Write each record again exactly as it stands.

START Input for this task

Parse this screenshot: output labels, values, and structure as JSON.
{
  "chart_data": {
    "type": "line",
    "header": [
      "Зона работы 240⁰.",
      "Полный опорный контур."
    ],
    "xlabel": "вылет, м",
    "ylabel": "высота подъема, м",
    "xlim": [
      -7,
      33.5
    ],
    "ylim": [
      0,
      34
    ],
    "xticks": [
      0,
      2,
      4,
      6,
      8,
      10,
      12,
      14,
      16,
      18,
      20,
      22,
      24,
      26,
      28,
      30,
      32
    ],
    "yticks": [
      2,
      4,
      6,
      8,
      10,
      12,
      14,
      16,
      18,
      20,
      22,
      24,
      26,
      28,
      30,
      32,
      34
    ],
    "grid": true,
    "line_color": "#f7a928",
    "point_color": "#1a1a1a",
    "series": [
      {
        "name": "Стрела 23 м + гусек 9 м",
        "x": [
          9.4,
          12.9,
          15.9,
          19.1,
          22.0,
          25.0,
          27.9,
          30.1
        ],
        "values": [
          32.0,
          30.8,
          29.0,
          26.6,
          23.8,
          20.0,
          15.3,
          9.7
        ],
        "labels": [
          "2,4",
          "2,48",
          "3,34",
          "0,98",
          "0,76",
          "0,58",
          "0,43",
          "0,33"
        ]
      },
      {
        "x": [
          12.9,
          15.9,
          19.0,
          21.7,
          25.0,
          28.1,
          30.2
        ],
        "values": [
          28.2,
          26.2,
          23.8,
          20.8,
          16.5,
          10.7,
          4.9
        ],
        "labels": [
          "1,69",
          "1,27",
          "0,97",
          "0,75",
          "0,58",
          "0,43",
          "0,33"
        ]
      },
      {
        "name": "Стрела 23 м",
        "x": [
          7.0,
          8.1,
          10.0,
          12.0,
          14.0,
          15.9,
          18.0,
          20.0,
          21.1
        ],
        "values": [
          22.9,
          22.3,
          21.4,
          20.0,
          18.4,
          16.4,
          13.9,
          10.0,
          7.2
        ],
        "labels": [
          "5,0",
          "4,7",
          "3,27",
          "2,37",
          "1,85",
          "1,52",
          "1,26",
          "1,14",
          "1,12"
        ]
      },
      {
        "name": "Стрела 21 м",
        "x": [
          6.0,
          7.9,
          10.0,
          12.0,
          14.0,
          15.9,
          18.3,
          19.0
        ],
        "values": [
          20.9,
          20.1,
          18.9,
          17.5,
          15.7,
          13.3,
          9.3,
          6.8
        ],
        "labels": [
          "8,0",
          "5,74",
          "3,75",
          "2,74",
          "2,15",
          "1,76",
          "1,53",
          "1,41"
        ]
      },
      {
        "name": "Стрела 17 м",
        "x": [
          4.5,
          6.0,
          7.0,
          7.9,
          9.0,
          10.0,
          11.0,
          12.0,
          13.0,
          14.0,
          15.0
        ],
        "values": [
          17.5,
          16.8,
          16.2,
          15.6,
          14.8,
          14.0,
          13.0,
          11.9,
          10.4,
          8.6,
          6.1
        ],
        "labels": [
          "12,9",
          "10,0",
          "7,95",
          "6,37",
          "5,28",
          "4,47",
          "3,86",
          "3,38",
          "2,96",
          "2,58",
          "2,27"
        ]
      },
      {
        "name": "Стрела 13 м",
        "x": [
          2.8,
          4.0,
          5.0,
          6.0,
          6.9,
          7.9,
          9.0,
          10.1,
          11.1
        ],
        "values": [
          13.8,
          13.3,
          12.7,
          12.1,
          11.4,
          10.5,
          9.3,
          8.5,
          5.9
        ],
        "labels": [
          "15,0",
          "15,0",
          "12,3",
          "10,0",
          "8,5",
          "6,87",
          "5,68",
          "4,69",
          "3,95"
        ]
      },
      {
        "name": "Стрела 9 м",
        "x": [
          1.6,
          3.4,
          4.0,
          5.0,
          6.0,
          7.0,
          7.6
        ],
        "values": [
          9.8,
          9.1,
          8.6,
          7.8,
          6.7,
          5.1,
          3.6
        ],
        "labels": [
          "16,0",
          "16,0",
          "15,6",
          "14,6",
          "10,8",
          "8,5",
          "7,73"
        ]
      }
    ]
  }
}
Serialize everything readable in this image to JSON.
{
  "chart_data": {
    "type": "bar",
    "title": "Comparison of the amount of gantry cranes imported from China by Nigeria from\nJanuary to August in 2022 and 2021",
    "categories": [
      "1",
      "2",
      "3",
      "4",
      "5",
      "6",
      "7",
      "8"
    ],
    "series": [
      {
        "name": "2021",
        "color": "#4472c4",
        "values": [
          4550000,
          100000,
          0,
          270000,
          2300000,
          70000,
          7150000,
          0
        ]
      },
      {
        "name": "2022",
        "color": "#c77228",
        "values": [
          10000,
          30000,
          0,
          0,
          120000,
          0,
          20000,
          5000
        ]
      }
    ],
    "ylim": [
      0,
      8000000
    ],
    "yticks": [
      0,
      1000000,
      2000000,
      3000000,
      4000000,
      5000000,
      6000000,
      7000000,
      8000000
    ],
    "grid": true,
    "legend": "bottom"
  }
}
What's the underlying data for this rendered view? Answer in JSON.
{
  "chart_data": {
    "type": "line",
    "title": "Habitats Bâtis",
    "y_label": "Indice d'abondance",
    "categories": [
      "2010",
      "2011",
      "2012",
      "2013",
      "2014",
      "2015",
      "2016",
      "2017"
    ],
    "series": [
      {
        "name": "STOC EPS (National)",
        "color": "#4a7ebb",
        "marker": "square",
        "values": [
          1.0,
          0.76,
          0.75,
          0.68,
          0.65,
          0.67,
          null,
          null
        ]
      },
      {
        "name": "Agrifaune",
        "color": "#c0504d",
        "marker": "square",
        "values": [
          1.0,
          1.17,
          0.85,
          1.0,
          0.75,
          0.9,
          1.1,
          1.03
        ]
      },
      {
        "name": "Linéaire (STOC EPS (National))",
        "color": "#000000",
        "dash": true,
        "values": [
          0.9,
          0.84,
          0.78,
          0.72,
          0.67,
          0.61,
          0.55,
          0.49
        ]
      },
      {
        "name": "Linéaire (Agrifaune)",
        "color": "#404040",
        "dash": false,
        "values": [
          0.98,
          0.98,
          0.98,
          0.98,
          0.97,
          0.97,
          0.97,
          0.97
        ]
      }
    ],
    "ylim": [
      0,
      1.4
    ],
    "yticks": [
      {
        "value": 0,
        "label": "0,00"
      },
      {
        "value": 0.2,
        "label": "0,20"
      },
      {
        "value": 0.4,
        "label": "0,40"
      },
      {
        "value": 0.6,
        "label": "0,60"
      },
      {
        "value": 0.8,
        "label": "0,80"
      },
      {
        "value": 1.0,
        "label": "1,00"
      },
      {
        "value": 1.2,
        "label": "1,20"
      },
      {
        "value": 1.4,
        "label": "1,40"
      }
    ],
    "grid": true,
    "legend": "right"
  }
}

END Input for this task

*Exercise result*:
Parse this screenshot: output labels, values, and structure as JSON.
{
  "chart_data": {
    "type": "line",
    "header": [
      "Зона работы 240⁰.",
      "Полный опорный контур."
    ],
    "xlabel": "вылет, м",
    "ylabel": "высота подъема, м",
    "xlim": [
      -7,
      33.5
    ],
    "ylim": [
      0,
      34
    ],
    "xticks": [
      0,
      2,
      4,
      6,
      8,
      10,
      12,
      14,
      16,
      18,
      20,
      22,
      24,
      26,
      28,
      30,
      32
    ],
    "yticks": [
      2,
      4,
      6,
      8,
      10,
      12,
      14,
      16,
      18,
      20,
      22,
      24,
      26,
      28,
      30,
      32,
      34
    ],
    "grid": true,
    "line_color": "#f7a928",
    "point_color": "#1a1a1a",
    "series": [
      {
        "name": "Стрела 23 м + гусек 9 м",
        "x": [
          9.4,
          12.9,
          15.9,
          19.1,
          22.0,
          25.0,
          27.9,
          30.1
        ],
        "values": [
          32.0,
          30.8,
          29.0,
          26.6,
          23.8,
          20.0,
          15.3,
          9.7
        ],
        "labels": [
          "2,4",
          "2,48",
          "3,34",
          "0,98",
          "0,76",
          "0,58",
          "0,43",
          "0,33"
        ]
      },
      {
        "x": [
          12.9,
          15.9,
          19.0,
          21.7,
          25.0,
          28.1,
          30.2
        ],
        "values": [
          28.2,
          26.2,
          23.8,
          20.8,
          16.5,
          10.7,
          4.9
        ],
        "labels": [
          "1,69",
          "1,27",
          "0,97",
          "0,75",
          "0,58",
          "0,43",
          "0,33"
        ]
      },
      {
        "name": "Стрела 23 м",
        "x": [
          7.0,
          8.1,
          10.0,
          12.0,
          14.0,
          15.9,
          18.0,
          20.0,
          21.1
        ],
        "values": [
          22.9,
          22.3,
          21.4,
          20.0,
          18.4,
          16.4,
          13.9,
          10.0,
          7.2
        ],
        "labels": [
          "5,0",
          "4,7",
          "3,27",
          "2,37",
          "1,85",
          "1,52",
          "1,26",
          "1,14",
          "1,12"
        ]
      },
      {
        "name": "Стрела 21 м",
        "x": [
          6.0,
          7.9,
          10.0,
          12.0,
          14.0,
          15.9,
          18.3,
          19.0
        ],
        "values": [
          20.9,
          20.1,
          18.9,
          17.5,
          15.7,
          13.3,
          9.3,
          6.8
        ],
        "labels": [
          "8,0",
          "5,74",
          "3,75",
          "2,74",
          "2,15",
          "1,76",
          "1,53",
          "1,41"
        ]
      },
      {
        "name": "Стрела 17 м",
        "x": [
          4.5,
          6.0,
          7.0,
          7.9,
          9.0,
          10.0,
          11.0,
          12.0,
          13.0,
          14.0,
          15.0
        ],
        "values": [
          17.5,
          16.8,
          16.2,
          15.6,
          14.8,
          14.0,
          13.0,
          11.9,
          10.4,
          8.6,
          6.1
        ],
        "labels": [
          "12,9",
          "10,0",
          "7,95",
          "6,37",
          "5,28",
          "4,47",
          "3,86",
          "3,38",
          "2,96",
          "2,58",
          "2,27"
        ]
      },
      {
        "name": "Стрела 13 м",
        "x": [
          2.8,
          4.0,
          5.0,
          6.0,
          6.9,
          7.9,
          9.0,
          10.1,
          11.1
        ],
        "values": [
          13.8,
          13.3,
          12.7,
          12.1,
          11.4,
          10.5,
          9.3,
          8.5,
          5.9
        ],
        "labels": [
          "15,0",
          "15,0",
          "12,3",
          "10,0",
          "8,5",
          "6,87",
          "5,68",
          "4,69",
          "3,95"
        ]
      },
      {
        "name": "Стрела 9 м",
        "x": [
          1.6,
          3.4,
          4.0,
          5.0,
          6.0,
          7.0,
          7.6
        ],
        "values": [
          9.8,
          9.1,
          8.6,
          7.8,
          6.7,
          5.1,
          3.6
        ],
        "labels": [
          "16,0",
          "16,0",
          "15,6",
          "14,6",
          "10,8",
          "8,5",
          "7,73"
        ]
      }
    ]
  }
}
Serialize everything readable in this image to JSON.
{
  "chart_data": {
    "type": "bar",
    "title": "Comparison of the amount of gantry cranes imported from China by Nigeria from\nJanuary to August in 2022 and 2021",
    "categories": [
      "1",
      "2",
      "3",
      "4",
      "5",
      "6",
      "7",
      "8"
    ],
    "series": [
      {
        "name": "2021",
        "color": "#4472c4",
        "values": [
          4550000,
          100000,
          0,
          270000,
          2300000,
          70000,
          7150000,
          0
        ]
      },
      {
        "name": "2022",
        "color": "#c77228",
        "values": [
          10000,
          30000,
          0,
          0,
          120000,
          0,
          20000,
          5000
        ]
      }
    ],
    "ylim": [
      0,
      8000000
    ],
    "yticks": [
      0,
      1000000,
      2000000,
      3000000,
      4000000,
      5000000,
      6000000,
      7000000,
      8000000
    ],
    "grid": true,
    "legend": "bottom"
  }
}
What's the underlying data for this rendered view? Answer in JSON.
{
  "chart_data": {
    "type": "line",
    "title": "Habitats Bâtis",
    "y_label": "Indice d'abondance",
    "categories": [
      "2010",
      "2011",
      "2012",
      "2013",
      "2014",
      "2015",
      "2016",
      "2017"
    ],
    "series": [
      {
        "name": "STOC EPS (National)",
        "color": "#4a7ebb",
        "marker": "square",
        "values": [
          1.0,
          0.76,
          0.75,
          0.68,
          0.65,
          0.67,
          null,
          null
        ]
      },
      {
        "name": "Agrifaune",
        "color": "#c0504d",
        "marker": "square",
        "values": [
          1.0,
          1.17,
          0.85,
          1.0,
          0.75,
          0.9,
          1.1,
          1.03
        ]
      },
      {
        "name": "Linéaire (STOC EPS (National))",
        "color": "#000000",
        "dash": true,
        "values": [
          0.9,
          0.84,
          0.78,
          0.72,
          0.67,
          0.61,
          0.55,
          0.49
        ]
      },
      {
        "name": "Linéaire (Agrifaune)",
        "color": "#404040",
        "dash": false,
        "values": [
          0.98,
          0.98,
          0.98,
          0.98,
          0.97,
          0.97,
          0.97,
          0.97
        ]
      }
    ],
    "ylim": [
      0,
      1.4
    ],
    "yticks": [
      {
        "value": 0,
        "label": "0,00"
      },
      {
        "value": 0.2,
        "label": "0,20"
      },
      {
        "value": 0.4,
        "label": "0,40"
      },
      {
        "value": 0.6,
        "label": "0,60"
      },
      {
        "value": 0.8,
        "label": "0,80"
      },
      {
        "value": 1.0,
        "label": "1,00"
      },
      {
        "value": 1.2,
        "label": "1,20"
      },
      {
        "value": 1.4,
        "label": "1,40"
      }
    ],
    "grid": true,
    "legend": "right"
  }
}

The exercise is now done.